- **TASK DIRECTIONS**
Where a line contains the string "JSON", copy that line.

## Begin

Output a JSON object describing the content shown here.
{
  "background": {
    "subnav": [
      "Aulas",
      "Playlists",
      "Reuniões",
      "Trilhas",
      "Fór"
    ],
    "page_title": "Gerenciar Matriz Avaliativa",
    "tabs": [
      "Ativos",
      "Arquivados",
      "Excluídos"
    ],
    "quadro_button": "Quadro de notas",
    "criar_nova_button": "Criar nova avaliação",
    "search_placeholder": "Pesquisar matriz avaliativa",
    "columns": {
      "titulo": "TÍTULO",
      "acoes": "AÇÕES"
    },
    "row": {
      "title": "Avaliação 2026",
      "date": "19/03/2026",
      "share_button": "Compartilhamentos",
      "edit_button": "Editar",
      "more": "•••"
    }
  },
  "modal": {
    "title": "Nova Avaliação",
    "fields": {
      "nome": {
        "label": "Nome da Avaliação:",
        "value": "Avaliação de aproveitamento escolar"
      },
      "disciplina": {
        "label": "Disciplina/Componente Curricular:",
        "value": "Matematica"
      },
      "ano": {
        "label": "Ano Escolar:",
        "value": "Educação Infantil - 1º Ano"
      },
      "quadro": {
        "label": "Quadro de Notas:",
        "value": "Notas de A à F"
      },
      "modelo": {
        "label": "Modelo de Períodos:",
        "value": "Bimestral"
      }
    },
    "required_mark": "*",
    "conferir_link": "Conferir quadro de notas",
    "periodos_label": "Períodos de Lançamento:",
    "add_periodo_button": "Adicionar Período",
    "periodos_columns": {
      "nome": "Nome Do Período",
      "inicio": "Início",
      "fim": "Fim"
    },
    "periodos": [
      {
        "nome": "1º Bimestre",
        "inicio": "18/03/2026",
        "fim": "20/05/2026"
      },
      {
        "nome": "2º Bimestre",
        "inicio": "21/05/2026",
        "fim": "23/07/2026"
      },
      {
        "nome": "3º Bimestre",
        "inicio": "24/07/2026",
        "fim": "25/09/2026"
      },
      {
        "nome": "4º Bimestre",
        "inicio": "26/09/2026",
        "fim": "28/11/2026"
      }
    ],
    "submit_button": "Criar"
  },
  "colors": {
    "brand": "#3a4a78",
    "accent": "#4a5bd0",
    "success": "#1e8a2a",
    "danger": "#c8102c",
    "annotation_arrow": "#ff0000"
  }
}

## End
## Begin

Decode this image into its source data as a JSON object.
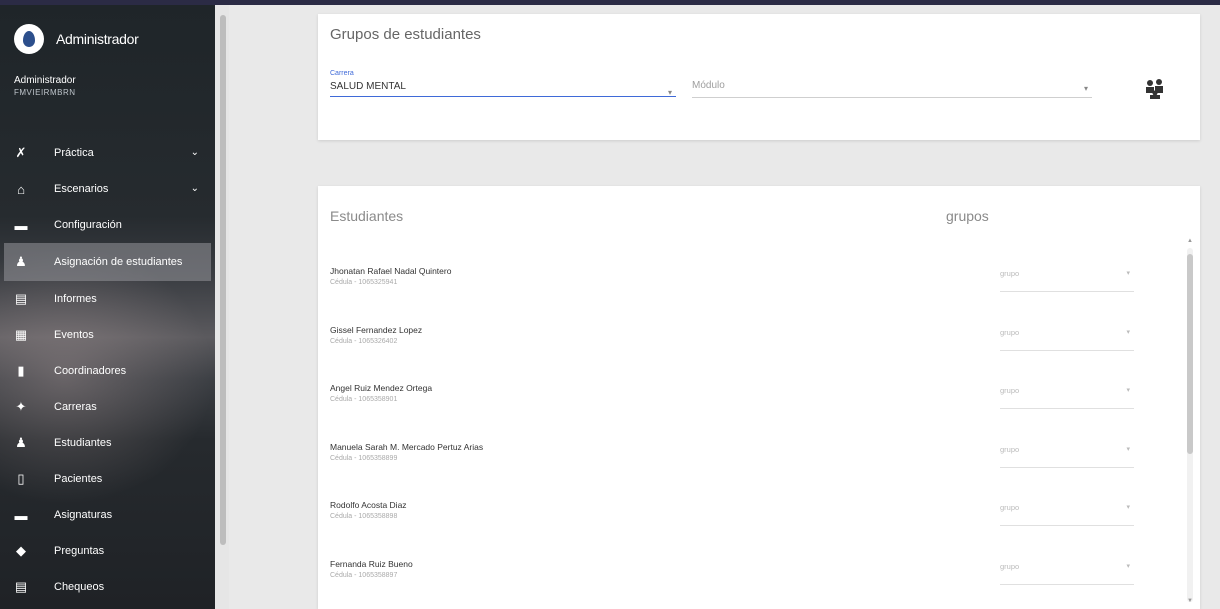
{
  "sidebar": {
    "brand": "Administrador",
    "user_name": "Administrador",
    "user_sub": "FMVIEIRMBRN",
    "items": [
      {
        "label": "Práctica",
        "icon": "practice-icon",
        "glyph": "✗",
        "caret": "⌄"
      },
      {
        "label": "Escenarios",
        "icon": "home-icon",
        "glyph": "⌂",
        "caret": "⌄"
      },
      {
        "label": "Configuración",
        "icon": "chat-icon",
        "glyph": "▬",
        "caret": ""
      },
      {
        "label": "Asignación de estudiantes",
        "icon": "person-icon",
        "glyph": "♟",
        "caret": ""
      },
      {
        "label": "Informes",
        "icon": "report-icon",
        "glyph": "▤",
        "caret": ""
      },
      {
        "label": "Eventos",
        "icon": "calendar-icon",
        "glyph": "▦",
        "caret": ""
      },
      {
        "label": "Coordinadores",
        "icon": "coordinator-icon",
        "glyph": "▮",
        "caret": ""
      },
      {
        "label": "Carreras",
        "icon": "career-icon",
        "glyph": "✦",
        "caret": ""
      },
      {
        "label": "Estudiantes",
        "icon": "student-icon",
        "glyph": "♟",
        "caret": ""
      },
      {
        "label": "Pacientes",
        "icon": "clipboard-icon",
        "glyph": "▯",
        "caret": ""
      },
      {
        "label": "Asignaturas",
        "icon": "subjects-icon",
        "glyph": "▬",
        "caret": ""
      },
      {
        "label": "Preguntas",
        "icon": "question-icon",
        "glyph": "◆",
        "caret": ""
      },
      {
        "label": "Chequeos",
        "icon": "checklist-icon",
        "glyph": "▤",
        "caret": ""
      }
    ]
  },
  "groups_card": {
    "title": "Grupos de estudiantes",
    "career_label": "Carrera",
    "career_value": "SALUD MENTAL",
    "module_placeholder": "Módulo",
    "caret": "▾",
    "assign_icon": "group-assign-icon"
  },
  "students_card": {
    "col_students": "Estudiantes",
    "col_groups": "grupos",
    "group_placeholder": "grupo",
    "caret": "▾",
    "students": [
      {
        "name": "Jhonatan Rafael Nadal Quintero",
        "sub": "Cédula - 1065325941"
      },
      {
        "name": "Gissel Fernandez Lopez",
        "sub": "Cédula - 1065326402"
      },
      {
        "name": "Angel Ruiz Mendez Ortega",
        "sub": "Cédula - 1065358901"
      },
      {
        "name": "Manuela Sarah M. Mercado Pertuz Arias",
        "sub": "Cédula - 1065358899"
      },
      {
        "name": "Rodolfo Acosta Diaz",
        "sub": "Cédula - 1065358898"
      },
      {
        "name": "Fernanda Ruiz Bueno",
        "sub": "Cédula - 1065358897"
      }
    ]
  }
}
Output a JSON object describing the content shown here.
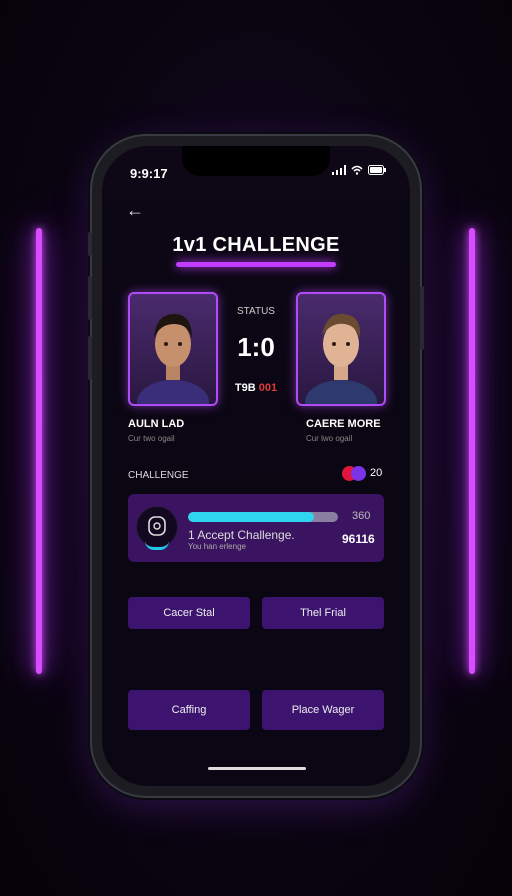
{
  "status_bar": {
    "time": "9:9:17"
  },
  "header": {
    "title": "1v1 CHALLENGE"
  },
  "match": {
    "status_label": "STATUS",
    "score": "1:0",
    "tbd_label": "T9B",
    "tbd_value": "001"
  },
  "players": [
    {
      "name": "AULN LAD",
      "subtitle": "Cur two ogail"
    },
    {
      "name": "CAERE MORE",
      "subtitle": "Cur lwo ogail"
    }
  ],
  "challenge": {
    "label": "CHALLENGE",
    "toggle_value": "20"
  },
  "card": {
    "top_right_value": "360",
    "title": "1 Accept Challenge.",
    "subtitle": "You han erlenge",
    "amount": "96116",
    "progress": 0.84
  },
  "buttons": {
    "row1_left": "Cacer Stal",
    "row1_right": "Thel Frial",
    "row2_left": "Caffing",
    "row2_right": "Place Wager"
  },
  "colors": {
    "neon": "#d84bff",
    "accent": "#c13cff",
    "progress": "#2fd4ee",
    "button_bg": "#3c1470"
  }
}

## End
## Begin

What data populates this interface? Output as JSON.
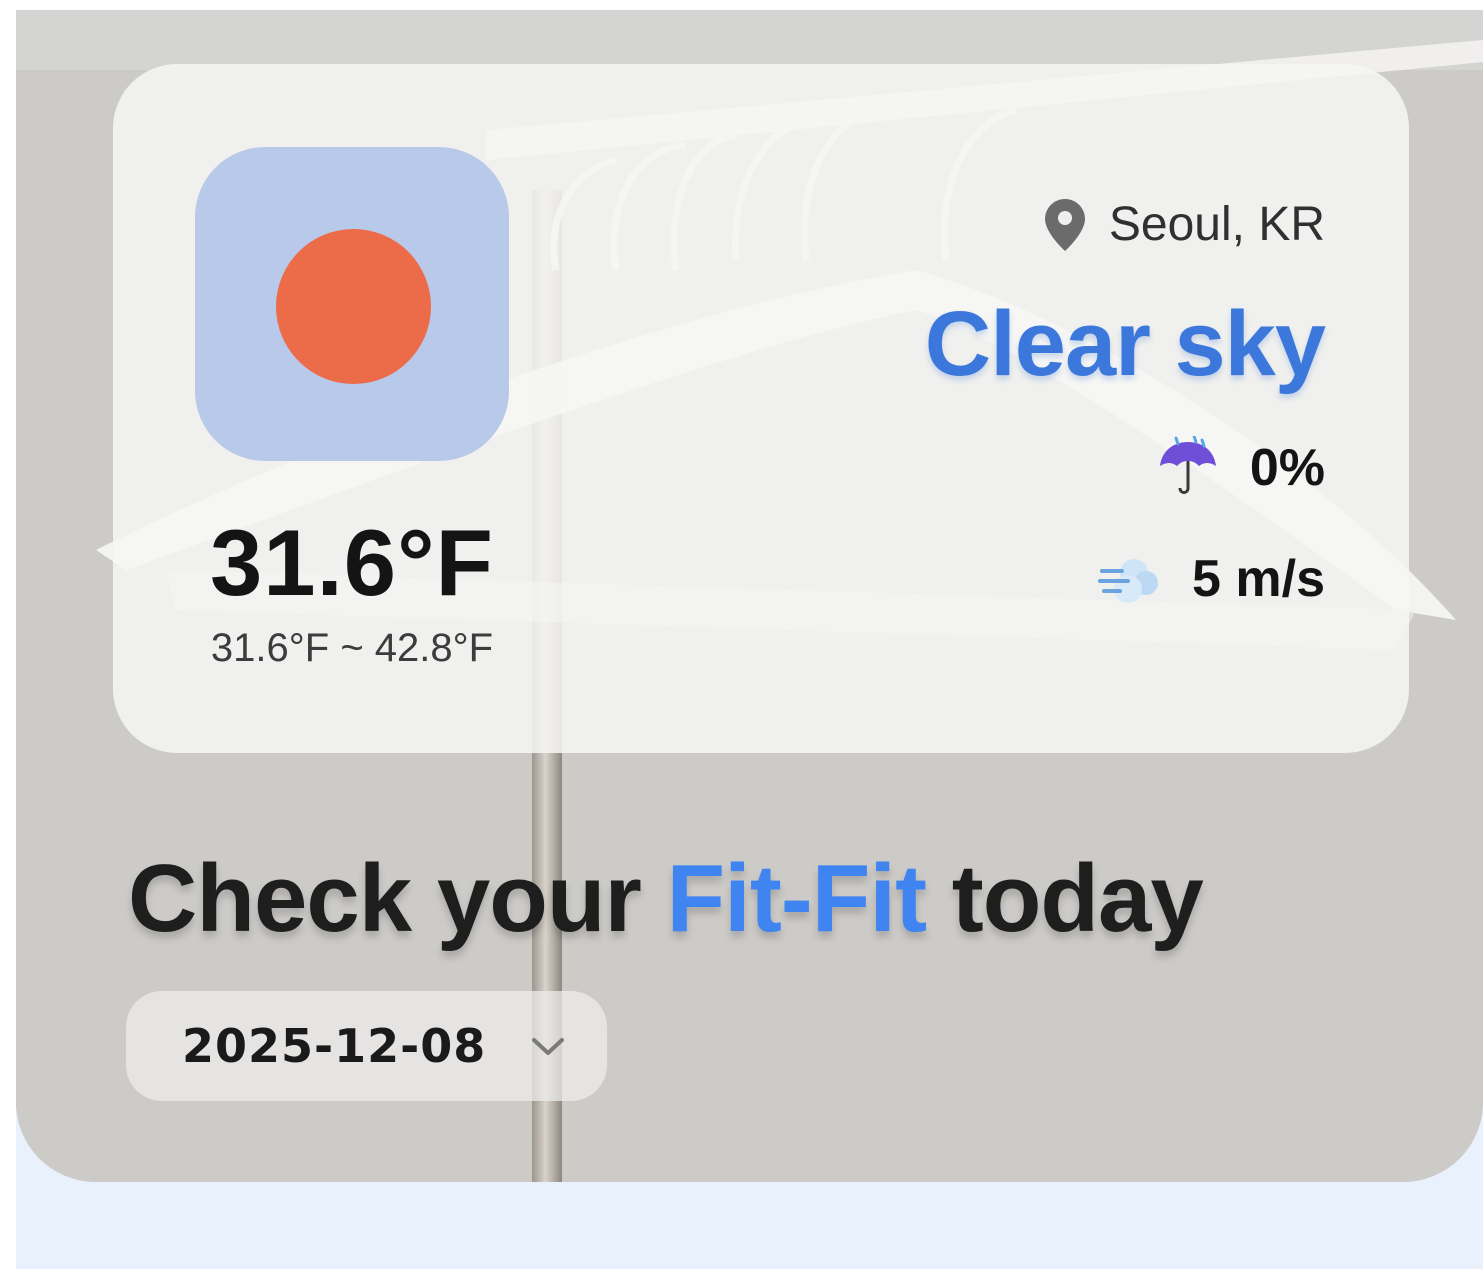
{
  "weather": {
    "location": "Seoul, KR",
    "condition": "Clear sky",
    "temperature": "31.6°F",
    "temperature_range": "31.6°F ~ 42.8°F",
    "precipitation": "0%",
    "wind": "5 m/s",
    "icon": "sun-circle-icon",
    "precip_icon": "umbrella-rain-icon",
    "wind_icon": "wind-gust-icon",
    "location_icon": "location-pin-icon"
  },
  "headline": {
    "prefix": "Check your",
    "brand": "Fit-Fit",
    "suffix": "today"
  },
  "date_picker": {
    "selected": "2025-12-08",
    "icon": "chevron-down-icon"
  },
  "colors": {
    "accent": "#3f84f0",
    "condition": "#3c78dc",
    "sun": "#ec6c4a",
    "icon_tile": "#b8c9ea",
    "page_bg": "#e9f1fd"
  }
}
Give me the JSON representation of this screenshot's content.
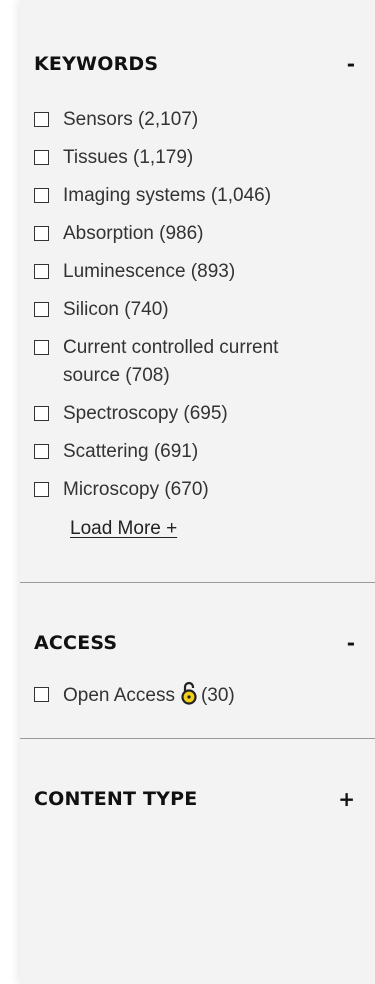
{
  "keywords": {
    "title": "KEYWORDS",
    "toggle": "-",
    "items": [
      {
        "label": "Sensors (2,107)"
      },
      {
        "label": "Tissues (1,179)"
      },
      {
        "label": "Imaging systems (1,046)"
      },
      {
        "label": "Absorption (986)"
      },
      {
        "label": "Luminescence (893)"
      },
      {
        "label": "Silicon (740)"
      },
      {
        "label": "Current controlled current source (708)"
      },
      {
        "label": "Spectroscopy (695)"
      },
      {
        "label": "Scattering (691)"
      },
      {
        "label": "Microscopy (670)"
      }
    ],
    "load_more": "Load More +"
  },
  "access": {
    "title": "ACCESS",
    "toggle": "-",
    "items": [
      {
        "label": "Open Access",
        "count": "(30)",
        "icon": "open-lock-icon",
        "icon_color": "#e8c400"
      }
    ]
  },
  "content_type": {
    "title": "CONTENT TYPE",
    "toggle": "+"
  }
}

## End

- **SOLUTION BELOW**
Output a JSON object describing the content shown here.
Decode this image into its source data as a JSON object.
Output a JSON object describing the content shown here.
What data populates this interface? Output as JSON.
Give me the JSON representation of this screenshot's content.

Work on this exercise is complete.